# Written problem:
In the entries below, locate the line with "OCR this image.", then give again that line and all lines after it, exactly, with pictures omitted.

# Extracted records:

◆ ◆ ◆

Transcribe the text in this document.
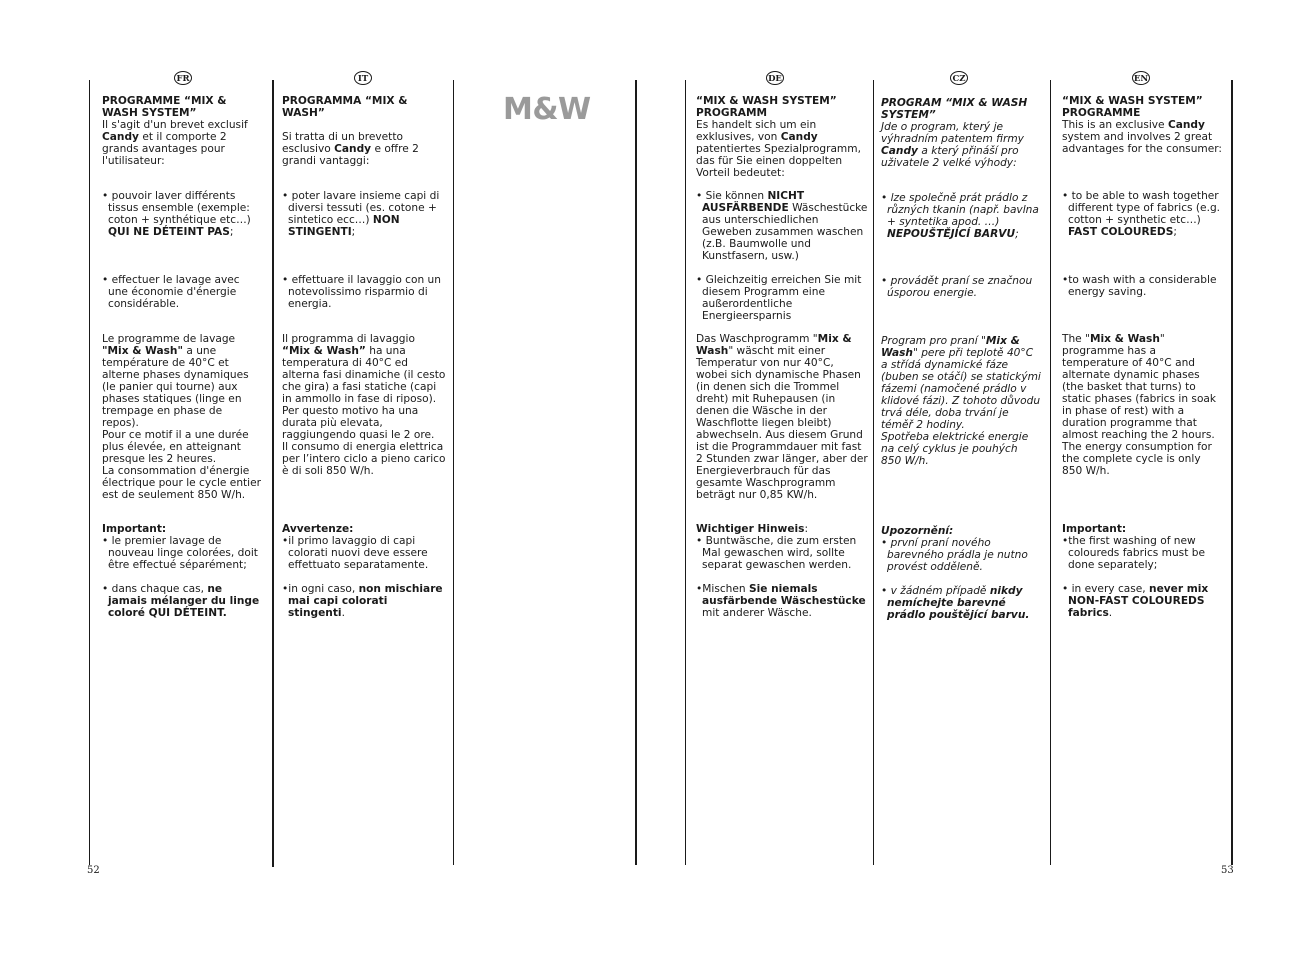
FR	IT	DE	CZ	EN
M&W

PROGRAMME “MIX & WASH SYSTEM”

Il s'agit d'un brevet exclusif Candy et il comporte 2 grands avantages pour l'utilisateur:

• pouvoir laver différents tissus ensemble (exemple: coton + synthétique etc…) QUI NE DÉTEINT PAS;

• effectuer le lavage avec une économie d'énergie considérable.

Le programme de lavage "Mix & Wash" a une température de 40°C et alterne phases dynamiques (le panier qui tourne) aux phases statiques (linge en trempage en phase de repos).

Pour ce motif il a une durée plus élevée, en atteignant presque les 2 heures.

La consommation d'énergie électrique pour le cycle entier est de seulement 850 W/h.

Important:

• le premier lavage de nouveau linge colorées, doit être effectué séparément;

• dans chaque cas, ne jamais mélanger du linge coloré QUI DÉTEINT.

PROGRAMMA “MIX & WASH”

Si tratta di un brevetto esclusivo Candy e offre 2 grandi vantaggi:

• poter lavare insieme capi di diversi tessuti (es. cotone + sintetico ecc…) NON STINGENTI;

• effettuare il lavaggio con un notevolissimo risparmio di energia.

Il programma di lavaggio “Mix & Wash” ha una temperatura di 40°C ed alterna fasi dinamiche (il cesto che gira) a fasi statiche (capi in ammollo in fase di riposo). Per questo motivo ha una durata più elevata, raggiungendo quasi le 2 ore.

Il consumo di energia elettrica per l’intero ciclo a pieno carico è di soli 850 W/h.

Avvertenze:

•il primo lavaggio di capi colorati nuovi deve essere effettuato separatamente.

•in ogni caso, non mischiare mai capi colorati stingenti.

“MIX & WASH SYSTEM” PROGRAMM

Es handelt sich um ein exklusives, von Candy patentiertes Spezialprogramm, das für Sie einen doppelten Vorteil bedeutet:

• Sie können NICHT AUSFÄRBENDE Wäschestücke aus unterschiedlichen Geweben zusammen waschen (z.B. Baumwolle und Kunstfasern, usw.)

• Gleichzeitig erreichen Sie mit diesem Programm eine außerordentliche Energieersparnis

Das Waschprogramm "Mix & Wash" wäscht mit einer Temperatur von nur 40°C, wobei sich dynamische Phasen (in denen sich die Trommel dreht) mit Ruhepausen (in denen die Wäsche in der Waschflotte liegen bleibt) abwechseln. Aus diesem Grund ist die Programmdauer mit fast 2 Stunden zwar länger, aber der Energieverbrauch für das gesamte Waschprogramm beträgt nur 0,85 KW/h.

Wichtiger Hinweis:

• Buntwäsche, die zum ersten Mal gewaschen wird, sollte separat gewaschen werden.

•Mischen Sie niemals ausfärbende Wäschestücke mit anderer Wäsche.

PROGRAM “MIX & WASH SYSTEM”

Jde o program, který je výhradním patentem firmy Candy a který přináší pro uživatele 2 velké výhody:

• lze společně prát prádlo z různých tkanin (např. bavlna + syntetika apod. …) NEPOUŠTĚJÍCÍ BARVU;

• provádět praní se značnou úsporou energie.

Program pro praní "Mix & Wash" pere při teplotě 40°C a střídá dynamické fáze (buben se otáčí) se statickými fázemi (namočené prádlo v klidové fázi). Z tohoto důvodu trvá déle, doba trvání je téměř 2 hodiny.

Spotřeba elektrické energie na celý cyklus je pouhých 850 W/h.

Upozornění:

• první praní nového barevného prádla je nutno provést odděleně.

• v žádném případě nikdy nemíchejte barevné prádlo pouštějící barvu.

“MIX & WASH SYSTEM” PROGRAMME

This is an exclusive Candy system and involves 2 great advantages for the consumer:

• to be able to wash together different type of fabrics (e.g. cotton + synthetic etc…) FAST COLOUREDS;

•to wash with a considerable energy saving.

The "Mix & Wash" programme has a temperature of 40°C and alternate dynamic phases (the basket that turns) to static phases (fabrics in soak in phase of rest) with a duration programme that almost reaching the 2 hours. The energy consumption for the complete cycle is only 850 W/h.

Important:

•the first washing of new coloureds fabrics must be done separately;

• in every case, never mix NON-FAST COLOUREDS fabrics.

52	53
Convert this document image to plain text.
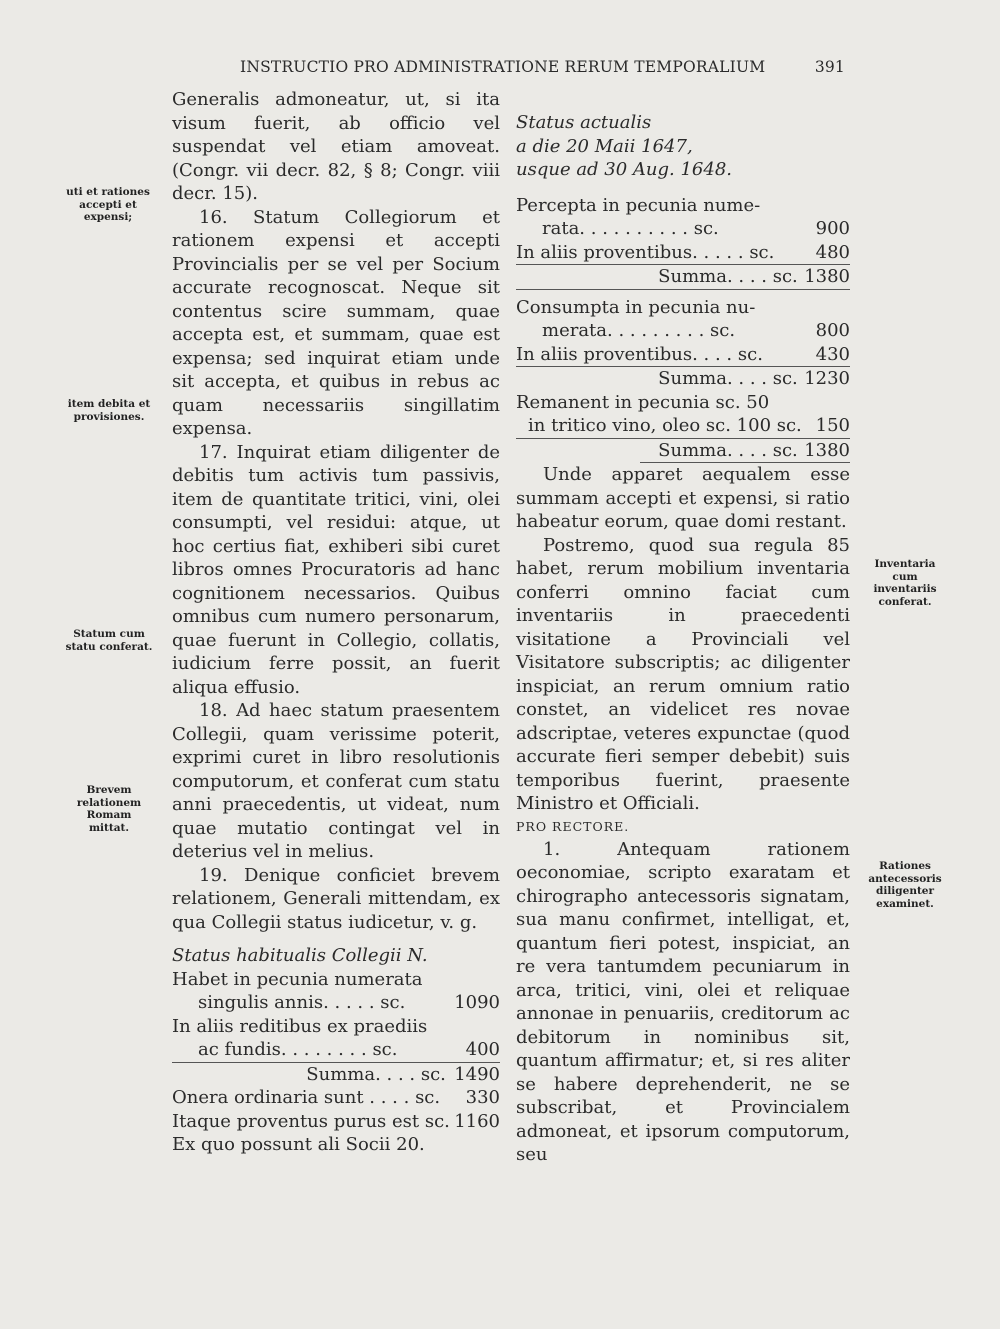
INSTRUCTIO PRO ADMINISTRATIONE RERUM TEMPORALIUM	391
uti et rationes accepti et expensi;
item debita et provisiones.
Statum cum statu conferat.
Brevem relationem Romam mittat.
Inventaria cum inventariis conferat.
Rationes antecessoris diligenter examinet.

Generalis admoneatur, ut, si ita visum fuerit, ab officio vel suspendat vel etiam amoveat. (Congr. vii decr. 82, § 8; Congr. viii decr. 15).

16. Statum Collegiorum et rationem expensi et accepti Provincialis per se vel per Socium accurate recognoscat. Neque sit contentus scire summam, quae accepta est, et summam, quae est expensa; sed inquirat etiam unde sit accepta, et quibus in rebus ac quam necessariis singillatim expensa.

17. Inquirat etiam diligenter de debitis tum activis tum passivis, item de quantitate tritici, vini, olei consumpti, vel residui: atque, ut hoc certius fiat, exhiberi sibi curet libros omnes Procuratoris ad hanc cognitionem necessarios. Quibus omnibus cum numero personarum, quae fuerunt in Collegio, collatis, iudicium ferre possit, an fuerit aliqua effusio.

18. Ad haec statum praesentem Collegii, quam verissime poterit, exprimi curet in libro resolutionis computorum, et conferat cum statu anni praecedentis, ut videat, num quae mutatio contingat vel in deterius vel in melius.

19. Denique conficiet brevem relationem, Generali mittendam, ex qua Collegii status iudicetur, v. g.

Status habitualis Collegii N.

Habet in pecunia numerata	
singulis annis. . . . . sc.	1090
In aliis reditibus ex praediis	
ac fundis. . . . . . . . sc.	400
Summa. . . . sc.	1490
Onera ordinaria sunt . . . . sc.	330
Itaque proventus purus est sc.	1160
Ex quo possunt ali Socii 20.	

Status actualis

a die 20 Maii 1647,

usque ad 30 Aug. 1648.

Percepta in pecunia nume-	
rata. . . . . . . . . . sc.	900
In aliis proventibus. . . . . sc.	480
Summa. . . . sc.	1380
Consumpta in pecunia nu-	
merata. . . . . . . . . sc.	800
In aliis proventibus. . . . sc.	430
Summa. . . . sc.	1230
Remanent in pecunia sc. 50	
in tritico vino, oleo sc. 100 sc.	150
Summa. . . . sc.	1380

Unde apparet aequalem esse summam accepti et expensi, si ratio habeatur eorum, quae domi restant.

Postremo, quod sua regula 85 habet, rerum mobilium inventaria conferri omnino faciat cum inventariis in praecedenti visitatione a Provinciali vel Visitatore subscriptis; ac diligenter inspiciat, an rerum omnium ratio constet, an videlicet res novae adscriptae, veteres expunctae (quod accurate fieri semper debebit) suis temporibus fuerint, praesente Ministro et Officiali.

PRO RECTORE.

1. Antequam rationem oeconomiae, scripto exaratam et chirographo antecessoris signatam, sua manu confirmet, intelligat, et, quantum fieri potest, inspiciat, an re vera tantumdem pecuniarum in arca, tritici, vini, olei et reliquae annonae in penuariis, creditorum ac debitorum in nominibus sit, quantum affirmatur; et, si res aliter se habere deprehenderit, ne se subscribat, et Provincialem admoneat, et ipsorum computorum, seu
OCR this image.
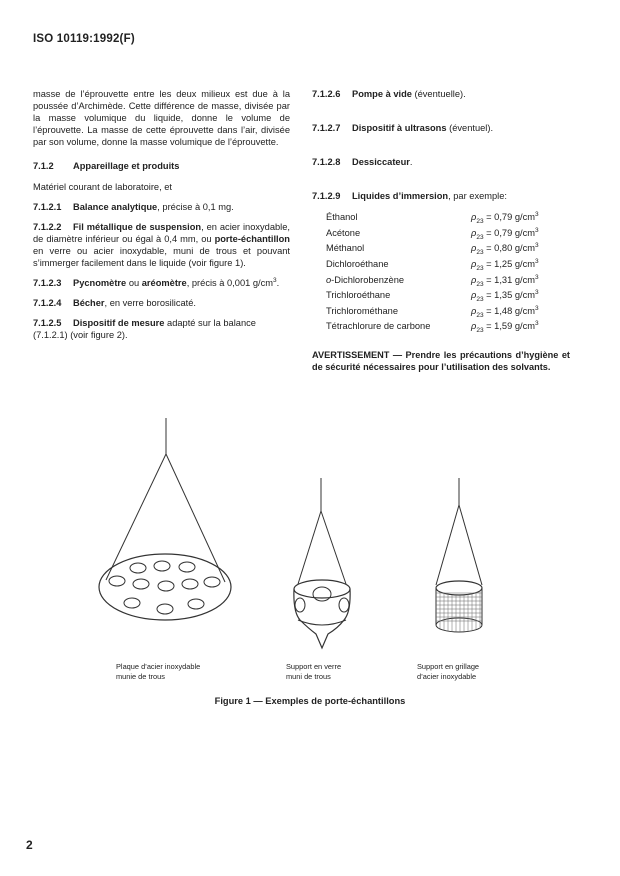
ISO 10119:1992(F)

masse de l’éprouvette entre les deux milieux est due à la poussée d’Archimède. Cette différence de masse, divisée par la masse volumique du liquide, donne le volume de l’éprouvette. La masse de cette éprouvette dans l’air, divisée par son volume, donne la masse volumique de l’éprouvette.

7.1.2 Appareillage et produits

Matériel courant de laboratoire, et

7.1.2.1 Balance analytique, précise à 0,1 mg.

7.1.2.2 Fil métallique de suspension, en acier inoxydable, de diamètre inférieur ou égal à 0,4 mm, ou porte-échantillon en verre ou acier inoxydable, muni de trous et pouvant s’immerger facilement dans le liquide (voir figure 1).

7.1.2.3 Pycnomètre ou aréomètre, précis à 0,001 $g/cm^3$.

7.1.2.4 Bécher, en verre borosilicaté.

7.1.2.5 Dispositif de mesure adapté sur la balance (7.1.2.1) (voir figure 2).

7.1.2.6 Pompe à vide (éventuelle).

7.1.2.7 Dispositif à ultrasons (éventuel).

7.1.2.8 Dessiccateur.

7.1.2.9 Liquides d’immersion, par exemple:

Éthanol	$\rho_{23} = 0,79$ $g/cm^3$
Acétone	$\rho_{23} = 0,79$ $g/cm^3$
Méthanol	$\rho_{23} = 0,80$ $g/cm^3$
Dichloroéthane	$\rho_{23} = 1,25$ $g/cm^3$
o-Dichlorobenzène	$\rho_{23} = 1,31$ $g/cm^3$
Trichloroéthane	$\rho_{23} = 1,35$ $g/cm^3$
Trichlorométhane	$\rho_{23} = 1,48$ $g/cm^3$
Tétrachlorure de carbone	$\rho_{23} = 1,59$ $g/cm^3$

AVERTISSEMENT — Prendre les précautions d’hygiène et de sécurité nécessaires pour l’utilisation des solvants.

Plaque d’acier inoxydable
munie de trous
Support en verre
muni de trous
Support en grillage
d’acier inoxydable
Figure 1 — Exemples de porte-échantillons
2
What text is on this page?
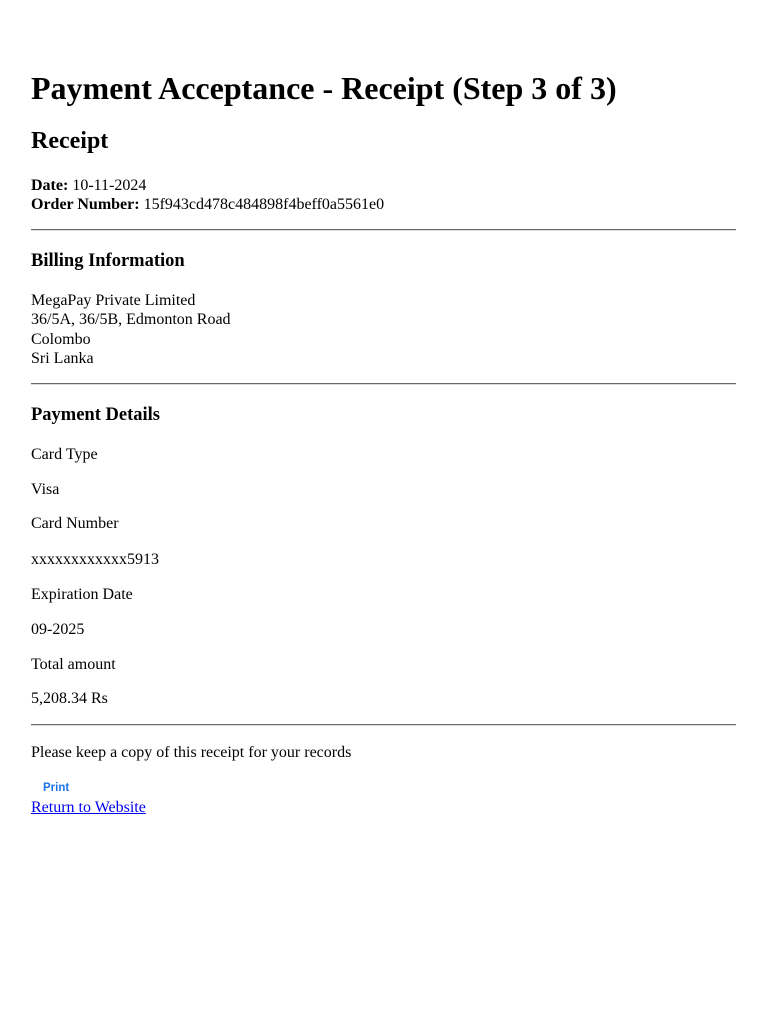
Payment Acceptance - Receipt (Step 3 of 3)
Receipt
Date: 10-11-2024
Order Number: 15f943cd478c484898f4beff0a5561e0
Billing Information
MegaPay Private Limited
36/5A, 36/5B, Edmonton Road
Colombo
Sri Lanka
Payment Details

Card Type

Visa

Card Number

xxxxxxxxxxxx5913

Expiration Date

09-2025

Total amount

5,208.34 Rs

Please keep a copy of this receipt for your records

Print
Return to Website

◆ ◆ ◆

# The completed task:
OCR this image.
ISO 10119:1992(F)

masse de l’éprouvette entre les deux milieux est due à la poussée d’Archimède. Cette différence de masse, divisée par la masse volumique du liquide, donne le volume de l’éprouvette. La masse de cette éprouvette dans l’air, divisée par son volume, donne la masse volumique de l’éprouvette.

7.1.2 Appareillage et produits

Matériel courant de laboratoire, et

7.1.2.1 Balance analytique, précise à 0,1 mg.

7.1.2.2 Fil métallique de suspension, en acier inoxydable, de diamètre inférieur ou égal à 0,4 mm, ou porte-échantillon en verre ou acier inoxydable, muni de trous et pouvant s’immerger facilement dans le liquide (voir figure 1).

7.1.2.3 Pycnomètre ou aréomètre, précis à 0,001 $g/cm^3$.

7.1.2.4 Bécher, en verre borosilicaté.

7.1.2.5 Dispositif de mesure adapté sur la balance (7.1.2.1) (voir figure 2).

7.1.2.6 Pompe à vide (éventuelle).

7.1.2.7 Dispositif à ultrasons (éventuel).

7.1.2.8 Dessiccateur.

7.1.2.9 Liquides d’immersion, par exemple:

Éthanol	$\rho_{23} = 0,79$ $g/cm^3$
Acétone	$\rho_{23} = 0,79$ $g/cm^3$
Méthanol	$\rho_{23} = 0,80$ $g/cm^3$
Dichloroéthane	$\rho_{23} = 1,25$ $g/cm^3$
o-Dichlorobenzène	$\rho_{23} = 1,31$ $g/cm^3$
Trichloroéthane	$\rho_{23} = 1,35$ $g/cm^3$
Trichlorométhane	$\rho_{23} = 1,48$ $g/cm^3$
Tétrachlorure de carbone	$\rho_{23} = 1,59$ $g/cm^3$

AVERTISSEMENT — Prendre les précautions d’hygiène et de sécurité nécessaires pour l’utilisation des solvants.

Plaque d’acier inoxydable
munie de trous
Support en verre
muni de trous
Support en grillage
d’acier inoxydable
Figure 1 — Exemples de porte-échantillons
2
What text is on this page?
Payment Acceptance - Receipt (Step 3 of 3)
Receipt
Date: 10-11-2024
Order Number: 15f943cd478c484898f4beff0a5561e0
Billing Information
MegaPay Private Limited
36/5A, 36/5B, Edmonton Road
Colombo
Sri Lanka
Payment Details

Card Type

Visa

Card Number

xxxxxxxxxxxx5913

Expiration Date

09-2025

Total amount

5,208.34 Rs

Please keep a copy of this receipt for your records

Print
Return to Website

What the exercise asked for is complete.